── Data provided ──

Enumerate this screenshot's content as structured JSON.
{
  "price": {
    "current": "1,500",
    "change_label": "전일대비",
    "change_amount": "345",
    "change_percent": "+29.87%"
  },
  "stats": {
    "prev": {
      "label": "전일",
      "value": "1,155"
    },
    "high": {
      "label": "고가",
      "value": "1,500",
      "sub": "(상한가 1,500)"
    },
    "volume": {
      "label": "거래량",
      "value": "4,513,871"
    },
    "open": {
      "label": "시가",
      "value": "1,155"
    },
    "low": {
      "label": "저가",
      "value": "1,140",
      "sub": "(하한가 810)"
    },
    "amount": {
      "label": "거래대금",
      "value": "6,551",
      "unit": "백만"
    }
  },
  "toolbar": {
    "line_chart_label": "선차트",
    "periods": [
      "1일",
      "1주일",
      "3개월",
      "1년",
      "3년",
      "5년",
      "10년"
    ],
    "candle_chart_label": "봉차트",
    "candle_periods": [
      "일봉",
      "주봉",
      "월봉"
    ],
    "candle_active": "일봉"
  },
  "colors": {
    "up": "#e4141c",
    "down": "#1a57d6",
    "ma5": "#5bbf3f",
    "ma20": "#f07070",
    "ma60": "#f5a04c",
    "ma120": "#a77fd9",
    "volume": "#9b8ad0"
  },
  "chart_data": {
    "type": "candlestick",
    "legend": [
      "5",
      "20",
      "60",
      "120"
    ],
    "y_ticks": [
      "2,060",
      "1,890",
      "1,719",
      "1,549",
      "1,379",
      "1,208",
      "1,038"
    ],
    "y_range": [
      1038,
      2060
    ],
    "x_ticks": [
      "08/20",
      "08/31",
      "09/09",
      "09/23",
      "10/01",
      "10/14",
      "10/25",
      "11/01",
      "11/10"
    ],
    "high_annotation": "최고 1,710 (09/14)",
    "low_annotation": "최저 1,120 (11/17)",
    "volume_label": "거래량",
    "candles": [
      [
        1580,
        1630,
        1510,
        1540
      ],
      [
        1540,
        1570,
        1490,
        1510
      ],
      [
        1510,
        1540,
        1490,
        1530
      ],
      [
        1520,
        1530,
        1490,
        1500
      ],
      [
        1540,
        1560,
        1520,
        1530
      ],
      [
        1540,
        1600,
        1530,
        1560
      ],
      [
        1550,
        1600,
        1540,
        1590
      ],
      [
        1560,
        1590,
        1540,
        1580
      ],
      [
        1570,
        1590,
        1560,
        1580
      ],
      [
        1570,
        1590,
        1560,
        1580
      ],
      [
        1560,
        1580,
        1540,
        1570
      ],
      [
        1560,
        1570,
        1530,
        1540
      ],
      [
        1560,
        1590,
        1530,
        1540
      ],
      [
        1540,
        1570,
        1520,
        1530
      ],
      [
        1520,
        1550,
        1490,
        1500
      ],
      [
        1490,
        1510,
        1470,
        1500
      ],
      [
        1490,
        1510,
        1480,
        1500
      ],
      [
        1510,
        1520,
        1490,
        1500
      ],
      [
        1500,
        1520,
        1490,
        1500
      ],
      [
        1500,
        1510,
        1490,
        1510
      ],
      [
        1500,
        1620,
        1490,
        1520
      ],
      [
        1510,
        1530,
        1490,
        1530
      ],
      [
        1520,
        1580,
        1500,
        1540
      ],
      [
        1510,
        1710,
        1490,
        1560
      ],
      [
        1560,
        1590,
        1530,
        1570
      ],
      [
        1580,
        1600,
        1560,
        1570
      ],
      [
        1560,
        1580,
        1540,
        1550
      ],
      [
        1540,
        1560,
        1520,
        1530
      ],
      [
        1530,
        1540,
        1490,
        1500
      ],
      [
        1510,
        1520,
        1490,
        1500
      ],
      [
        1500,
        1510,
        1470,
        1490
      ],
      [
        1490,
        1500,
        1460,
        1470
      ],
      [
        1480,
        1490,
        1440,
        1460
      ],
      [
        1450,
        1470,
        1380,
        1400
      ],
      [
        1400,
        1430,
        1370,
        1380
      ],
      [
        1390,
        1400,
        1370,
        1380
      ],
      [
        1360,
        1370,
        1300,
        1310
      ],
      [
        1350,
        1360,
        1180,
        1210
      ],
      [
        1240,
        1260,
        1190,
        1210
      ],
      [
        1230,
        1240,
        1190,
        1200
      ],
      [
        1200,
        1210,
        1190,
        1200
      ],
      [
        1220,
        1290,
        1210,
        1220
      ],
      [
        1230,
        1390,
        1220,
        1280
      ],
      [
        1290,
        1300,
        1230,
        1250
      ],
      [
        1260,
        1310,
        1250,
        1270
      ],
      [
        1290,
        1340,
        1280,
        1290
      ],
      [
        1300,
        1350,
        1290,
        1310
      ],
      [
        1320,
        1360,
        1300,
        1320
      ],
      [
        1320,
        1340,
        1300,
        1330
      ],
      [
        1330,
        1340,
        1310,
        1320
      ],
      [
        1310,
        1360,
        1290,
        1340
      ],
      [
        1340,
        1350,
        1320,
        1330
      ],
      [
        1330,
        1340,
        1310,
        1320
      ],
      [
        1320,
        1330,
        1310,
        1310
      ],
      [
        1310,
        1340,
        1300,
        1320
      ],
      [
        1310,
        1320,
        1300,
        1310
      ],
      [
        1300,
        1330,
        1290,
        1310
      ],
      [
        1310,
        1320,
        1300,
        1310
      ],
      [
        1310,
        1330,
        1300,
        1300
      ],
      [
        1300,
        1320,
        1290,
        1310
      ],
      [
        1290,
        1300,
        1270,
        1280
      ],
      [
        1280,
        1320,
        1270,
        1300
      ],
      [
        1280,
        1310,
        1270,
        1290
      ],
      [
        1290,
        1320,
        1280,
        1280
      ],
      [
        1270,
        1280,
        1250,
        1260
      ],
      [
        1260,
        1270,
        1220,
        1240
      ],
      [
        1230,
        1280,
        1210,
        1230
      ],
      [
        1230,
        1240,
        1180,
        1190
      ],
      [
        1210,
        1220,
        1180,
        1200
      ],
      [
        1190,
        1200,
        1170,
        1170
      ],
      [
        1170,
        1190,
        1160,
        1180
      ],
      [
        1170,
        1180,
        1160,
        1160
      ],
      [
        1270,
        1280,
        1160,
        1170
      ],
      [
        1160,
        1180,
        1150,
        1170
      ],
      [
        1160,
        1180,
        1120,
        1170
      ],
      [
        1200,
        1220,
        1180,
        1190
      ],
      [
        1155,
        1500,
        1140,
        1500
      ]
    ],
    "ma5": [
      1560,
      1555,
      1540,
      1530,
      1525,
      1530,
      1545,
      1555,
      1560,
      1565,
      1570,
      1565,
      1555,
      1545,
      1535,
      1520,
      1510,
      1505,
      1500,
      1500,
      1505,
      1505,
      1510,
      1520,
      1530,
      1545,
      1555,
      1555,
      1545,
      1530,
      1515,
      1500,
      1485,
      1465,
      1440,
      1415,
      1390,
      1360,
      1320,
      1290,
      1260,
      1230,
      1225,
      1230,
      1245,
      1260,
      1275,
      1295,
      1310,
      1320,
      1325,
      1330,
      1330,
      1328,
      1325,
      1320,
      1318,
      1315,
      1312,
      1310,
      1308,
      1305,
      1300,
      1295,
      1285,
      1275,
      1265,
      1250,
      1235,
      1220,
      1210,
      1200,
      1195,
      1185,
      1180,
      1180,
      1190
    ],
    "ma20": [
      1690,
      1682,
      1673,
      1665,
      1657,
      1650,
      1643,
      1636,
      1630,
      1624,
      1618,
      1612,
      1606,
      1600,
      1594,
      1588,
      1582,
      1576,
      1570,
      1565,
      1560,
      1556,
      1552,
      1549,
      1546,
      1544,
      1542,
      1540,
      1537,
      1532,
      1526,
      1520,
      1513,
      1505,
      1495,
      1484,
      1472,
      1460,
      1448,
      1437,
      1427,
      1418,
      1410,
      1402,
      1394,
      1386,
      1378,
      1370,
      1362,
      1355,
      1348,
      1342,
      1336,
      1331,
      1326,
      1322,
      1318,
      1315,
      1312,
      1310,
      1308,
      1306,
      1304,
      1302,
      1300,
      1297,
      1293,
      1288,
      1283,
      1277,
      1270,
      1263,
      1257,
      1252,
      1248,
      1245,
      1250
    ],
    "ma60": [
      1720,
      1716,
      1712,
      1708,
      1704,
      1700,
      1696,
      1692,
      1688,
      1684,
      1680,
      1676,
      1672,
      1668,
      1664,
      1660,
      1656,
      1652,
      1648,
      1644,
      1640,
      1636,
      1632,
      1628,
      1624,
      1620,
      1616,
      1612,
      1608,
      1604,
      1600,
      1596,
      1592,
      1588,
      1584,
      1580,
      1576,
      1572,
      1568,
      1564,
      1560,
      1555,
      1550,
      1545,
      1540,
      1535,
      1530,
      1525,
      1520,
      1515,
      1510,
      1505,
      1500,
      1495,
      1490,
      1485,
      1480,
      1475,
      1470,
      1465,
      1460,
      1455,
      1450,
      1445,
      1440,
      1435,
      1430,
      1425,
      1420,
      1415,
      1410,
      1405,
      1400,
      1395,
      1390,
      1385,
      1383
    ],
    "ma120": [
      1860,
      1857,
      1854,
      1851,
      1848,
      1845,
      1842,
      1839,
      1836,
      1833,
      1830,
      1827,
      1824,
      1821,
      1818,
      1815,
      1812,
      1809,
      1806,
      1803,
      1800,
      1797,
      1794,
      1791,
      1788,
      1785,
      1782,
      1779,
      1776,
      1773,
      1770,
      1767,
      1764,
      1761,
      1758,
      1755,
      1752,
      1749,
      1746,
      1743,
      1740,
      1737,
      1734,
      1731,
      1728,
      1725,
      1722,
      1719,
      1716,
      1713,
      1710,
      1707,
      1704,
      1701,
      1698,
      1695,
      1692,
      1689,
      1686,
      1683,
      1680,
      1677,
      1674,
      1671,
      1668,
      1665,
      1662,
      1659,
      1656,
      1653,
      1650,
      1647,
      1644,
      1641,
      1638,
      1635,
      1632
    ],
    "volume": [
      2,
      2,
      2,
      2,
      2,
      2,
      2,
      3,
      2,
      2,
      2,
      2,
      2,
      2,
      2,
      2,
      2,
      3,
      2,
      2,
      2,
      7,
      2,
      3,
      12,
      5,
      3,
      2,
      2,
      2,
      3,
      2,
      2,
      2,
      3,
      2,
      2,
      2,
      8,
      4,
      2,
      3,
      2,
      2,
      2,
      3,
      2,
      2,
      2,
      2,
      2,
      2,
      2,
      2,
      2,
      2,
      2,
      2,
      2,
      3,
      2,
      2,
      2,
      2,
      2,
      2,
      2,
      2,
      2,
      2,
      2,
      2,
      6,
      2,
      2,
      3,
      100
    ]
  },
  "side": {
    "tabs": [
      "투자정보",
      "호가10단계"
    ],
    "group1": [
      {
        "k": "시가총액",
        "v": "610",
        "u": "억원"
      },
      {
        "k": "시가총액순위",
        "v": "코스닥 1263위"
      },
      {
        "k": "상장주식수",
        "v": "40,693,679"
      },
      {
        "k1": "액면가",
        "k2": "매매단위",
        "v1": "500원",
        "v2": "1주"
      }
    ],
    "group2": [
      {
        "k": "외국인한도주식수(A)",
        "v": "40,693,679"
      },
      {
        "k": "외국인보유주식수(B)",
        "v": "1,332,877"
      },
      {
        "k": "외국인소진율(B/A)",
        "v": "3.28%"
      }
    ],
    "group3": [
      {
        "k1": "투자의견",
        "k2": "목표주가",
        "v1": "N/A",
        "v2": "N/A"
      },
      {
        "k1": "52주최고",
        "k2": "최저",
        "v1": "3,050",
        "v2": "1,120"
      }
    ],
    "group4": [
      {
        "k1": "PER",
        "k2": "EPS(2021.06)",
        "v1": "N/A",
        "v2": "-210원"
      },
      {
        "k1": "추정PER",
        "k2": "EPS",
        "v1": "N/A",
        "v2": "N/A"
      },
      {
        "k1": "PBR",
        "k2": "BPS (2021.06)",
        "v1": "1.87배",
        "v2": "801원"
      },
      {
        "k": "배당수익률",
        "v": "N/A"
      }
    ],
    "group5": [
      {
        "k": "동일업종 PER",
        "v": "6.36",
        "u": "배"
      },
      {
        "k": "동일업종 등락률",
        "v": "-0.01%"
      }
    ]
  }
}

───

#### Exercise:
Select every line of the records holding the string "value".

#### Complete response:
      "value": "1,155"
      "value": "1,500",
      "value": "4,513,871"
      "value": "1,155"
      "value": "1,140",
      "value": "6,551",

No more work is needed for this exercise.